# Supplied entries:
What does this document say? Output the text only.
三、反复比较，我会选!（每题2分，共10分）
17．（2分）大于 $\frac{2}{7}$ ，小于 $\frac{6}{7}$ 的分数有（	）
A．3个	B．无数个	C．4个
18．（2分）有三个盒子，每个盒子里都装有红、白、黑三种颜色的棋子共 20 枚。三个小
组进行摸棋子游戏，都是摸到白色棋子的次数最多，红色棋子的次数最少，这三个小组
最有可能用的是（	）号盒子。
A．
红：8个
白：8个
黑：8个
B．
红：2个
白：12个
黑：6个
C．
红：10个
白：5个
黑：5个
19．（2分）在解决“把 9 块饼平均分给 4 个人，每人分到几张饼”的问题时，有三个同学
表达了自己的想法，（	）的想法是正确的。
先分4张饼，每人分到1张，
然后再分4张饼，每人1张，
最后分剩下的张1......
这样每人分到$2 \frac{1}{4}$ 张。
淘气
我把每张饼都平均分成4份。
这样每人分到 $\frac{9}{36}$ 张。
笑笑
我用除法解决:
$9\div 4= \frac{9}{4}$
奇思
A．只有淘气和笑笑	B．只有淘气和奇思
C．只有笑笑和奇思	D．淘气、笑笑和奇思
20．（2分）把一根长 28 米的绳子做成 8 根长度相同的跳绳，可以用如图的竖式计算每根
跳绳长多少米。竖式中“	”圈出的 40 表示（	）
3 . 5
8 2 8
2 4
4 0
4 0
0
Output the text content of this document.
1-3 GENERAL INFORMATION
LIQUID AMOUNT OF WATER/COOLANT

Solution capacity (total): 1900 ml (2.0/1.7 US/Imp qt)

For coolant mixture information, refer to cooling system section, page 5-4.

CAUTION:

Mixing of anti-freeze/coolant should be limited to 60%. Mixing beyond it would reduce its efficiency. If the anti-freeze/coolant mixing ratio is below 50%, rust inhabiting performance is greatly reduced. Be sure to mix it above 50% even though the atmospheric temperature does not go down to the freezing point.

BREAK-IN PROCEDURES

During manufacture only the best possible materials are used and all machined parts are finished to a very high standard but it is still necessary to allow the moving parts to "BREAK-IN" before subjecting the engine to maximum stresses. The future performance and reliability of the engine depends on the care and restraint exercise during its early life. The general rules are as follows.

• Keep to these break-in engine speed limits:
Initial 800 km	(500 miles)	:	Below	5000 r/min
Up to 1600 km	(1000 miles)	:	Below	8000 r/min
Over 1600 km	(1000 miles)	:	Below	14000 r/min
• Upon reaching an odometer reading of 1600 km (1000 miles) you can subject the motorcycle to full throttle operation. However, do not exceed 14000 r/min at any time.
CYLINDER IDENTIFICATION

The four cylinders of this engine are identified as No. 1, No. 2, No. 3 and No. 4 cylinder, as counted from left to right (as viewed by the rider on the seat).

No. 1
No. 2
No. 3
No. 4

# Short exercise:
Each line in the listing above that contains "document" should be copied.

# Exercise output:
What does this document say? Output the text only.
Output the text content of this document.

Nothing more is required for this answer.